**TASK TO COMPLETE:** Each record below should appear again exactly as written.

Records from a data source
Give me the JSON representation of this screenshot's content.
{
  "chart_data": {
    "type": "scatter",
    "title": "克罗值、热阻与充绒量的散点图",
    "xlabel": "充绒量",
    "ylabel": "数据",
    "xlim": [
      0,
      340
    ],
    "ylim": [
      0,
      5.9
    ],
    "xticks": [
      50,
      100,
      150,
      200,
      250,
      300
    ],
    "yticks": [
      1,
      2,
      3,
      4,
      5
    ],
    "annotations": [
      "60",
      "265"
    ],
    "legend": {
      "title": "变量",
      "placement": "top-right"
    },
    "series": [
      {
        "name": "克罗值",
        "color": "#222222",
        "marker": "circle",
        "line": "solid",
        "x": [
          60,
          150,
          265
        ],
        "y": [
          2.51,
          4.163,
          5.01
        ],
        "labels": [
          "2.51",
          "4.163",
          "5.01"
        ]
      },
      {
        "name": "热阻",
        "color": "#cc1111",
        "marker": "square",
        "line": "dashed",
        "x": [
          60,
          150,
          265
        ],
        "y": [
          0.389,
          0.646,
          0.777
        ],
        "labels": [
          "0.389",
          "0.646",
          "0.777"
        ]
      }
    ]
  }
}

**RESULT OF THE EXERCISE:**
Give me the JSON representation of this screenshot's content.
{
  "chart_data": {
    "type": "scatter",
    "title": "克罗值、热阻与充绒量的散点图",
    "xlabel": "充绒量",
    "ylabel": "数据",
    "xlim": [
      0,
      340
    ],
    "ylim": [
      0,
      5.9
    ],
    "xticks": [
      50,
      100,
      150,
      200,
      250,
      300
    ],
    "yticks": [
      1,
      2,
      3,
      4,
      5
    ],
    "annotations": [
      "60",
      "265"
    ],
    "legend": {
      "title": "变量",
      "placement": "top-right"
    },
    "series": [
      {
        "name": "克罗值",
        "color": "#222222",
        "marker": "circle",
        "line": "solid",
        "x": [
          60,
          150,
          265
        ],
        "y": [
          2.51,
          4.163,
          5.01
        ],
        "labels": [
          "2.51",
          "4.163",
          "5.01"
        ]
      },
      {
        "name": "热阻",
        "color": "#cc1111",
        "marker": "square",
        "line": "dashed",
        "x": [
          60,
          150,
          265
        ],
        "y": [
          0.389,
          0.646,
          0.777
        ],
        "labels": [
          "0.389",
          "0.646",
          "0.777"
        ]
      }
    ]
  }
}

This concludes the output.